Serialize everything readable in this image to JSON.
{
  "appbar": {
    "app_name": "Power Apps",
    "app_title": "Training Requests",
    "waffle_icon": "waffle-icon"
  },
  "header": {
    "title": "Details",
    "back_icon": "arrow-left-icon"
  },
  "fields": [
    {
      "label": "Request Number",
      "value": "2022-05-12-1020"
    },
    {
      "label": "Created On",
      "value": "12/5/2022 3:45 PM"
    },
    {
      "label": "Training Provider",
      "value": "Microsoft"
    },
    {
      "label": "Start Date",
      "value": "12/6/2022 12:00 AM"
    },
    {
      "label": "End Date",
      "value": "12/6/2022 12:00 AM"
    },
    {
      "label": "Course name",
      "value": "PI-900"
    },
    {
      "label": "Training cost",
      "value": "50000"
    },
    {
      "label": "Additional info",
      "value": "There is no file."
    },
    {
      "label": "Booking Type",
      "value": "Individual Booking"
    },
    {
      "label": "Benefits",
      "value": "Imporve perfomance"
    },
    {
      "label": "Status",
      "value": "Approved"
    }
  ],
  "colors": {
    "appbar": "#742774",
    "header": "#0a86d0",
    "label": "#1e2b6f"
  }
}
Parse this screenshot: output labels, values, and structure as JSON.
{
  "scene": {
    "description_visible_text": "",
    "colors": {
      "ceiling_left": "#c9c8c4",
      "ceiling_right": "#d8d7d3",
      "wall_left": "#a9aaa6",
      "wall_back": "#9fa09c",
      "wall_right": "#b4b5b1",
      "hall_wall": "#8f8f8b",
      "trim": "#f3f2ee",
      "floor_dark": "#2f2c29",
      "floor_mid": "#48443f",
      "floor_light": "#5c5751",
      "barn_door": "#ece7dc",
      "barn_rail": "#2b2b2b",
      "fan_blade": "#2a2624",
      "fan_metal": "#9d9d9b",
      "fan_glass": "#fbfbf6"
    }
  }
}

· · · · · · ·

### [The task]
Every line of the data above should be reproduced word for word.

### [The answer]
Serialize everything readable in this image to JSON.
{
  "appbar": {
    "app_name": "Power Apps",
    "app_title": "Training Requests",
    "waffle_icon": "waffle-icon"
  },
  "header": {
    "title": "Details",
    "back_icon": "arrow-left-icon"
  },
  "fields": [
    {
      "label": "Request Number",
      "value": "2022-05-12-1020"
    },
    {
      "label": "Created On",
      "value": "12/5/2022 3:45 PM"
    },
    {
      "label": "Training Provider",
      "value": "Microsoft"
    },
    {
      "label": "Start Date",
      "value": "12/6/2022 12:00 AM"
    },
    {
      "label": "End Date",
      "value": "12/6/2022 12:00 AM"
    },
    {
      "label": "Course name",
      "value": "PI-900"
    },
    {
      "label": "Training cost",
      "value": "50000"
    },
    {
      "label": "Additional info",
      "value": "There is no file."
    },
    {
      "label": "Booking Type",
      "value": "Individual Booking"
    },
    {
      "label": "Benefits",
      "value": "Imporve perfomance"
    },
    {
      "label": "Status",
      "value": "Approved"
    }
  ],
  "colors": {
    "appbar": "#742774",
    "header": "#0a86d0",
    "label": "#1e2b6f"
  }
}
Parse this screenshot: output labels, values, and structure as JSON.
{
  "scene": {
    "description_visible_text": "",
    "colors": {
      "ceiling_left": "#c9c8c4",
      "ceiling_right": "#d8d7d3",
      "wall_left": "#a9aaa6",
      "wall_back": "#9fa09c",
      "wall_right": "#b4b5b1",
      "hall_wall": "#8f8f8b",
      "trim": "#f3f2ee",
      "floor_dark": "#2f2c29",
      "floor_mid": "#48443f",
      "floor_light": "#5c5751",
      "barn_door": "#ece7dc",
      "barn_rail": "#2b2b2b",
      "fan_blade": "#2a2624",
      "fan_metal": "#9d9d9b",
      "fan_glass": "#fbfbf6"
    }
  }
}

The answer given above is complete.